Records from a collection
---*---
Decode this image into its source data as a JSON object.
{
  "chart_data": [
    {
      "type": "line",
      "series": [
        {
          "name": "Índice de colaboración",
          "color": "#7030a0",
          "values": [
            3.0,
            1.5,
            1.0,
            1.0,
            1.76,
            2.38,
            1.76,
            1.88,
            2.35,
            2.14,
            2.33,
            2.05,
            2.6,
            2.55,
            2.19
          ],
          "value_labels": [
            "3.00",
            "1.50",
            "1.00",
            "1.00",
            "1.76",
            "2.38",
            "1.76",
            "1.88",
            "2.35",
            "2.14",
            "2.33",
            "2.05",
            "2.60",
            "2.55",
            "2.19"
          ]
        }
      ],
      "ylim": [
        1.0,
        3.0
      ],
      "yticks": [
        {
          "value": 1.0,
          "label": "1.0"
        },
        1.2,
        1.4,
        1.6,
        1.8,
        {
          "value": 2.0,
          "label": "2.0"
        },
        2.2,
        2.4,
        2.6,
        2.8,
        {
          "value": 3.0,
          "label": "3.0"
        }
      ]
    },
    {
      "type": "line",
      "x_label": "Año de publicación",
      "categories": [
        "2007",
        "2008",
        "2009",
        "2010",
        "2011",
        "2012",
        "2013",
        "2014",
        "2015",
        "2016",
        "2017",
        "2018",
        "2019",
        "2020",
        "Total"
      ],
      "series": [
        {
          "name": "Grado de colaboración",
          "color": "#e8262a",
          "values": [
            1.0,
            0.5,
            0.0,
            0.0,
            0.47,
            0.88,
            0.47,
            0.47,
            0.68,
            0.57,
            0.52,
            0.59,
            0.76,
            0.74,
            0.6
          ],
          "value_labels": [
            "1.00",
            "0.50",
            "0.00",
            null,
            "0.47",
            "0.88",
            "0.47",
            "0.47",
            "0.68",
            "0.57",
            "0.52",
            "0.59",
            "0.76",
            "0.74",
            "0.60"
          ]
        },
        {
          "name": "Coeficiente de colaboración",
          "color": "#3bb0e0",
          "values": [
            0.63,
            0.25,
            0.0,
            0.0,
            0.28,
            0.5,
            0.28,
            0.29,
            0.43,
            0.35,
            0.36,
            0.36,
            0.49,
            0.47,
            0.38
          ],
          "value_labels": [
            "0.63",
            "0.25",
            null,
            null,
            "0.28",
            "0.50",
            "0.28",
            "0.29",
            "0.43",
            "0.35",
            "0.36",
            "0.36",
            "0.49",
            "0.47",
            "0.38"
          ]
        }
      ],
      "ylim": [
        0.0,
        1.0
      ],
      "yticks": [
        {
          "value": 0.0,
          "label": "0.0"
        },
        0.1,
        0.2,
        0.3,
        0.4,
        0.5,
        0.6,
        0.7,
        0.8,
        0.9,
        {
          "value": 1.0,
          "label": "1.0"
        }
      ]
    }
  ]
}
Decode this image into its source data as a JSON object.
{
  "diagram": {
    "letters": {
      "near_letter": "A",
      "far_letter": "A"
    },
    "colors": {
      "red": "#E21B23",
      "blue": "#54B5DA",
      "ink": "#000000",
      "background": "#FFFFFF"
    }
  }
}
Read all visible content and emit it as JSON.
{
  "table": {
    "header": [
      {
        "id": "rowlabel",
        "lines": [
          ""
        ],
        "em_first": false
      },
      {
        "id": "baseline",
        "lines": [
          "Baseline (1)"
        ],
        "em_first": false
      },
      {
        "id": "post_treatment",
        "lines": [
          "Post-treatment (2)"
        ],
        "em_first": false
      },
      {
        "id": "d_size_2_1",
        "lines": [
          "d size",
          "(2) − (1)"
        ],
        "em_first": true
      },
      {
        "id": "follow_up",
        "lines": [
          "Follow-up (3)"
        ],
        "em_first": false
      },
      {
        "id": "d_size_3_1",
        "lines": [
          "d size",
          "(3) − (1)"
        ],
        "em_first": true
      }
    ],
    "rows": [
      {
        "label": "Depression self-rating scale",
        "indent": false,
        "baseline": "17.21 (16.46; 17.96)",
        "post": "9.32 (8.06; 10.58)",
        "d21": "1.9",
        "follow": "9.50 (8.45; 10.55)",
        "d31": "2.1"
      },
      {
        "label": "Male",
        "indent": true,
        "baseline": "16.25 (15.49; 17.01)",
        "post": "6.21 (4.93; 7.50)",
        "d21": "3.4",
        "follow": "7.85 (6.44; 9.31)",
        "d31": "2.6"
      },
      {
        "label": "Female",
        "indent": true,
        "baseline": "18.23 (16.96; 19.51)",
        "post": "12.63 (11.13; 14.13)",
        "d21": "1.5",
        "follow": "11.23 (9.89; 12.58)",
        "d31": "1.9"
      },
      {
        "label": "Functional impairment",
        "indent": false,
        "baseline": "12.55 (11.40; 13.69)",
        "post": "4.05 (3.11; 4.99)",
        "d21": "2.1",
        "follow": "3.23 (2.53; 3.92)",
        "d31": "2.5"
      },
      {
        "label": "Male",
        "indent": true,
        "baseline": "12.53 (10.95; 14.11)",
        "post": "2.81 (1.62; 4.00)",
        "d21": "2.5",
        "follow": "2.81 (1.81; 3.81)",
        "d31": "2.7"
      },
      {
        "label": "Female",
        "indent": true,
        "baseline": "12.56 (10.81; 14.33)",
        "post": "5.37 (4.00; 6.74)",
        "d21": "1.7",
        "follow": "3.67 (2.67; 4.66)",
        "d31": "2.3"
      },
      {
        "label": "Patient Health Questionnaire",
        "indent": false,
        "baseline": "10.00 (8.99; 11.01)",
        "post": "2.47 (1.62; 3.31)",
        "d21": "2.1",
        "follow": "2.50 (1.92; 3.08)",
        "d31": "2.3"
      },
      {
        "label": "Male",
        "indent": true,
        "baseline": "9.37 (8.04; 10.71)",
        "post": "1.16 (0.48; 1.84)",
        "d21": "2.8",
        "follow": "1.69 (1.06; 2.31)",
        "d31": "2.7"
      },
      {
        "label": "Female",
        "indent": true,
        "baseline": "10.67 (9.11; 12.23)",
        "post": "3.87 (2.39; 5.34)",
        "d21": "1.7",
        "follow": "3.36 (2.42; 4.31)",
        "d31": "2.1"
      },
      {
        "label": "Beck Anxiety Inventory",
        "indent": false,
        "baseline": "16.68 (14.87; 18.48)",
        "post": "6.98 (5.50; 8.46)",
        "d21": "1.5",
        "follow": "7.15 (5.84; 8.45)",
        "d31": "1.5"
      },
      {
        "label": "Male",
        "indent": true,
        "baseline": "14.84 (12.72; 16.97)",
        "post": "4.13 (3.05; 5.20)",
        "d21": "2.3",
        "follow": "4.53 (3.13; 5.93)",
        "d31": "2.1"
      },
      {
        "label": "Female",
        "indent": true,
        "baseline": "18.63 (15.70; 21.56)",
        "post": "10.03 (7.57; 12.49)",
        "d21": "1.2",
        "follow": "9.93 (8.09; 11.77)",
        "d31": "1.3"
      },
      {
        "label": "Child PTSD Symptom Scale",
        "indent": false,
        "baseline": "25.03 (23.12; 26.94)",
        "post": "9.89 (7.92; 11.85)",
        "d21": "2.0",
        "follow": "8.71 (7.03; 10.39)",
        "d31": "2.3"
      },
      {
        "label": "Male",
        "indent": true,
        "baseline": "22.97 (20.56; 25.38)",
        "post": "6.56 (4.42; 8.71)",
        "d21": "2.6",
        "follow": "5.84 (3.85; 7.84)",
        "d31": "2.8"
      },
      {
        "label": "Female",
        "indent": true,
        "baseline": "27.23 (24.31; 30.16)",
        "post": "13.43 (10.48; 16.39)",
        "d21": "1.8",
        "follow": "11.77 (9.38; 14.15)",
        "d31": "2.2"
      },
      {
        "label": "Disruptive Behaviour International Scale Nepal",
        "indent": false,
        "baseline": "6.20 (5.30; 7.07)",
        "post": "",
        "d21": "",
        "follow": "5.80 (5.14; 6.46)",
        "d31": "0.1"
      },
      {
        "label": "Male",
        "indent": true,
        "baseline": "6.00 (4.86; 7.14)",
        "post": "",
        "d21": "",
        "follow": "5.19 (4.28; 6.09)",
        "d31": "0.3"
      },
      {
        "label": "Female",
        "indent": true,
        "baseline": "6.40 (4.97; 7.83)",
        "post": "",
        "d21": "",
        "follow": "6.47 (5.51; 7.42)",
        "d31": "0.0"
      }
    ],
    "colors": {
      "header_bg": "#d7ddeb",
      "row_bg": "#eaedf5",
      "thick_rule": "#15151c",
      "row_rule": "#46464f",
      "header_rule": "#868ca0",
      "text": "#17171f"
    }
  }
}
---*---
- **AIM**
Pull out all lines from the listing that contain the string "colaboración".

- **OUTPUT FOR THIS TASK**
          "name": "Índice de colaboración",
          "name": "Grado de colaboración",
          "name": "Coeficiente de colaboración",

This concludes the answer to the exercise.